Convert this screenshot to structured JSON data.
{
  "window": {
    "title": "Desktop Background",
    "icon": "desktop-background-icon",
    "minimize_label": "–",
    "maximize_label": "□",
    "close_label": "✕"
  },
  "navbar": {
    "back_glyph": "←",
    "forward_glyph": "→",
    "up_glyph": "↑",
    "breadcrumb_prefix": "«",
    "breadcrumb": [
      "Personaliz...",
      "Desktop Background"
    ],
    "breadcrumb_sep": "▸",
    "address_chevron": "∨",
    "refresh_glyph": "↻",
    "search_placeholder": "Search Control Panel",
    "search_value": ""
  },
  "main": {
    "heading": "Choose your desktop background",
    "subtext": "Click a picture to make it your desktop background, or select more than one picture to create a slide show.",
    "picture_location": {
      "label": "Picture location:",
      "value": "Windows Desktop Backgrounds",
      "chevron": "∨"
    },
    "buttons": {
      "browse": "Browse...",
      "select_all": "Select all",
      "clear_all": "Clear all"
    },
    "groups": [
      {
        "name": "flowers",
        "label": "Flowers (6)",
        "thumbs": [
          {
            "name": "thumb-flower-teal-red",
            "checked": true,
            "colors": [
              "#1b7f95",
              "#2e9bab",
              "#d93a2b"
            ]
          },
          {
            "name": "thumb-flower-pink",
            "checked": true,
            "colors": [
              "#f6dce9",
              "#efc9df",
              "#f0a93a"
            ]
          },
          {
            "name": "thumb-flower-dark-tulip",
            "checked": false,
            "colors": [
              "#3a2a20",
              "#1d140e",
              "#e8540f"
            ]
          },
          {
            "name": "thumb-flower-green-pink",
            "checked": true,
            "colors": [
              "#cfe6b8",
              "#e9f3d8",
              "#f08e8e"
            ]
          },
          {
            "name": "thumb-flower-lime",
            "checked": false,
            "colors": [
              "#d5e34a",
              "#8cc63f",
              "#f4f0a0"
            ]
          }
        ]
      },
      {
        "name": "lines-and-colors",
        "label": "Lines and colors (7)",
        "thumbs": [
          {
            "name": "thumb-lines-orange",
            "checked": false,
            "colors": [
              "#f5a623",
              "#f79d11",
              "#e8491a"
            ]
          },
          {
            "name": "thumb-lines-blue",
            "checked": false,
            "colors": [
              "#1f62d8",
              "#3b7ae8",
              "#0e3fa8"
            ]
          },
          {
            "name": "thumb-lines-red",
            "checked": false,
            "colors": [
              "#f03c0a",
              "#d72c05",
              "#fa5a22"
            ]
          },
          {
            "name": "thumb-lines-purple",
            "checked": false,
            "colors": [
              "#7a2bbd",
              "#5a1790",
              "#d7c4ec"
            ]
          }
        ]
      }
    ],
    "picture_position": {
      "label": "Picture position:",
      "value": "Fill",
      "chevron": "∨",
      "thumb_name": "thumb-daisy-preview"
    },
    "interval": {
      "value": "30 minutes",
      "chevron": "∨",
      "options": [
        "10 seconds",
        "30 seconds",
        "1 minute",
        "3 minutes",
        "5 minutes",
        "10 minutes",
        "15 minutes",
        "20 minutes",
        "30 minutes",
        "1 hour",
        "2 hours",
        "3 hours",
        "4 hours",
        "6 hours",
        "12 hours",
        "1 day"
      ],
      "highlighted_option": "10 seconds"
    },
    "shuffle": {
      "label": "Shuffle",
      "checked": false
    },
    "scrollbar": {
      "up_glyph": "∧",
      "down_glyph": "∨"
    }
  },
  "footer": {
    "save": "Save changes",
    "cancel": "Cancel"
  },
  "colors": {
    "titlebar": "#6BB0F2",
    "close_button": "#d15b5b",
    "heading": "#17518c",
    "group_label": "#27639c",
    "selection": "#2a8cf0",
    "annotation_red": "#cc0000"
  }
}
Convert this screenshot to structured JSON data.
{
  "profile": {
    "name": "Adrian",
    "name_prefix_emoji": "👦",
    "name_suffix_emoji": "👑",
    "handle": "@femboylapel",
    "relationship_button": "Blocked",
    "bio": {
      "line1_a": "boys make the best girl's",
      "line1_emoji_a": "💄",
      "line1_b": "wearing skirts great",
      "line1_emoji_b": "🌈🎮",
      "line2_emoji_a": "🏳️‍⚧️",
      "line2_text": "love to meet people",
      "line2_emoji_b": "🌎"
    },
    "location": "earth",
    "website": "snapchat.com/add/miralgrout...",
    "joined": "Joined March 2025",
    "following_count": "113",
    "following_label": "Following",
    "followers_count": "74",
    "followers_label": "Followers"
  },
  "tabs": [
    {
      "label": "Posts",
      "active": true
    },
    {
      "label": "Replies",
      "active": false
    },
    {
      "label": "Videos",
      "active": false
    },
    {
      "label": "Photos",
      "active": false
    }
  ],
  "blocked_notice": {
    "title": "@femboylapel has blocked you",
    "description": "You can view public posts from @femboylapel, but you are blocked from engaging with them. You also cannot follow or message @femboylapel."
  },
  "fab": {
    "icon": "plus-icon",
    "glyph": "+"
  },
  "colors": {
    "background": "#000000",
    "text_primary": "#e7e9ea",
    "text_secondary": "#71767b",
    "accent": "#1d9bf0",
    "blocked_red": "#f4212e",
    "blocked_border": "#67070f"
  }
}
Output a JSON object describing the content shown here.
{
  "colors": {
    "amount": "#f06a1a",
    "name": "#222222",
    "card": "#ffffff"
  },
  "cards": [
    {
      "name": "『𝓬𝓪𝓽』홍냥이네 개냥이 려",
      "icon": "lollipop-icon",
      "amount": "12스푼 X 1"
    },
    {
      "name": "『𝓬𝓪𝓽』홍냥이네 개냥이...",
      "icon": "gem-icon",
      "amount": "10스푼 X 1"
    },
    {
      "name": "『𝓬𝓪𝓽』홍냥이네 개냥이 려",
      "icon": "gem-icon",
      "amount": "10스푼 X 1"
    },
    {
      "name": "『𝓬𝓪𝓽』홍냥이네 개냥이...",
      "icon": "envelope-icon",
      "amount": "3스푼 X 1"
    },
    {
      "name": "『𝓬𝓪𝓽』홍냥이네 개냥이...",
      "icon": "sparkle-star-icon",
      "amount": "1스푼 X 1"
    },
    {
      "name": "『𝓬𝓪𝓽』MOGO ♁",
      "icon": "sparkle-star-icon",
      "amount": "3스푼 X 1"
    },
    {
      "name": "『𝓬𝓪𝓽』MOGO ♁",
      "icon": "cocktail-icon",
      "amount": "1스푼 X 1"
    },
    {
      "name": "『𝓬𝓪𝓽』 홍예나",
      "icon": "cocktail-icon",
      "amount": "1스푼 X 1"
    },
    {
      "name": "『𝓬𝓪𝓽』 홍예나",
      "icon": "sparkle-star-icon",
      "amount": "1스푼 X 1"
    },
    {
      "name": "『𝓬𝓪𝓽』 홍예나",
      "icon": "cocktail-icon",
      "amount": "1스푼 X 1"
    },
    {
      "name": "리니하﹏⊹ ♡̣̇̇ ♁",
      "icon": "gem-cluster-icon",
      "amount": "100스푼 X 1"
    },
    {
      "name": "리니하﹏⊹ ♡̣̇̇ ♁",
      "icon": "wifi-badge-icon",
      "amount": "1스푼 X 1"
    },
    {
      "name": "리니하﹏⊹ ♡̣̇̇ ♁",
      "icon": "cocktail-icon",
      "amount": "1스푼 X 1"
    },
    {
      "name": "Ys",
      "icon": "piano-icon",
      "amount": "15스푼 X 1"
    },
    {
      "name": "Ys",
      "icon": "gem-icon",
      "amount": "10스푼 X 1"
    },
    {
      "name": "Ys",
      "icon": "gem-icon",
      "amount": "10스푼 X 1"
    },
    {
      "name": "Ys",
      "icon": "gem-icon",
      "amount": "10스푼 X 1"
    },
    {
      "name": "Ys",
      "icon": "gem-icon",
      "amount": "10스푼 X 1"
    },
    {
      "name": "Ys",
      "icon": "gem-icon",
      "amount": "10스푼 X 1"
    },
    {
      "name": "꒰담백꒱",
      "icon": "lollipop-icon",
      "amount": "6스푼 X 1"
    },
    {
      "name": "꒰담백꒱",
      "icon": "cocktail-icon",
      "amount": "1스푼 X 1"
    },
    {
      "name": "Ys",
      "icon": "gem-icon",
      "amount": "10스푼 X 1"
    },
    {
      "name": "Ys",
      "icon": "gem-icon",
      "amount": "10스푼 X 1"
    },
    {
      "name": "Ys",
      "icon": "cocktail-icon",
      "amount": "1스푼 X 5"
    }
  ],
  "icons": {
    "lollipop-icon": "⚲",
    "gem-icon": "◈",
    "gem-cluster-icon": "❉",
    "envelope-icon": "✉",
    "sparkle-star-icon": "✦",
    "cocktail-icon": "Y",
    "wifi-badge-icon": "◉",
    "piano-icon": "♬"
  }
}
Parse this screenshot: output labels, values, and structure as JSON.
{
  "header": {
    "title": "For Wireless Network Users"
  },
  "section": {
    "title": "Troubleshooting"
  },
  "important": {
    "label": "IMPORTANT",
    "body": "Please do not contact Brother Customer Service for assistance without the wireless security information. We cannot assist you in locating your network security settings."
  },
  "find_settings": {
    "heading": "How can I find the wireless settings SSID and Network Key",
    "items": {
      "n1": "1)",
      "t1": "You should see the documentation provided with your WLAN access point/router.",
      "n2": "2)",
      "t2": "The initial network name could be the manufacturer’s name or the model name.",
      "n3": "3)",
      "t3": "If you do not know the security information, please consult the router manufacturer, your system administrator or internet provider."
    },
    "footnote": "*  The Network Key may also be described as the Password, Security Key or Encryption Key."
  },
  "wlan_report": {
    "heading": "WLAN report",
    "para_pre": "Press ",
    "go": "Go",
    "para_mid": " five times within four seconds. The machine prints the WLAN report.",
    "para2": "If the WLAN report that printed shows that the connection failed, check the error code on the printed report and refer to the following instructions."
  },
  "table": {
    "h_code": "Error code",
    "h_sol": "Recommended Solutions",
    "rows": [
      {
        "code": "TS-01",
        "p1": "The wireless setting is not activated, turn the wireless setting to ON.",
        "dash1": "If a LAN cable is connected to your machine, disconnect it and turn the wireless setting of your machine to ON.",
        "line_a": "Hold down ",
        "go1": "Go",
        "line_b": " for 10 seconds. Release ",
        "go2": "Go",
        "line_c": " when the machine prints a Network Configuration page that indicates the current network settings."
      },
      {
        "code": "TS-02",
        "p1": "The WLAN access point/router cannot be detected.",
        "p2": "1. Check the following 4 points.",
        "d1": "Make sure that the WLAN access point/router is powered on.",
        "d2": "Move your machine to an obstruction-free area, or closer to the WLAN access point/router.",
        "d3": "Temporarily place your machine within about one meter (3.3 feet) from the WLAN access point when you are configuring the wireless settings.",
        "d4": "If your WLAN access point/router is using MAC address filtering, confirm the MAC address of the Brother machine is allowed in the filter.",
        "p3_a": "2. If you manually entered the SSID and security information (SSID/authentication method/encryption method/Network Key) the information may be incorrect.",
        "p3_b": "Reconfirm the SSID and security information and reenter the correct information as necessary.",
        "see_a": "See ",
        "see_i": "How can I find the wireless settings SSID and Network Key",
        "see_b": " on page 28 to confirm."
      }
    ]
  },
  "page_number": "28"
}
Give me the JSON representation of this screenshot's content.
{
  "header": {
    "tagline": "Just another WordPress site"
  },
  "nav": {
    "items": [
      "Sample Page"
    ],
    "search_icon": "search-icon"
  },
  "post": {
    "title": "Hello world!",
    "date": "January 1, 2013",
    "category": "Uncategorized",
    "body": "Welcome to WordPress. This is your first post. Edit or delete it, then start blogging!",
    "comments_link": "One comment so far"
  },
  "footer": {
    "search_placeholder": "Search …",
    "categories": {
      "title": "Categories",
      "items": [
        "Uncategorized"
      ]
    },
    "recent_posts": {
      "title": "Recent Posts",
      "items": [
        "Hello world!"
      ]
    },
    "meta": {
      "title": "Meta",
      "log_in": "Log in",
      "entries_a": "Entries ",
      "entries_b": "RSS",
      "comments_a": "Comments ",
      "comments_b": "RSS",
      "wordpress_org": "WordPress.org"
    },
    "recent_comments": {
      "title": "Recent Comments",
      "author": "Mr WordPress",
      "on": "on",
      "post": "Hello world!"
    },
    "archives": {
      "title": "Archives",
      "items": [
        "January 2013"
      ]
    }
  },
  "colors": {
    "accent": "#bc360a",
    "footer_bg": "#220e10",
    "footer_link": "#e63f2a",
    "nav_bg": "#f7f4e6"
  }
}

— Written instruction —
Look through the entries above and count each line holding "minutes"; report the count alone.

— Solution for this problem —
7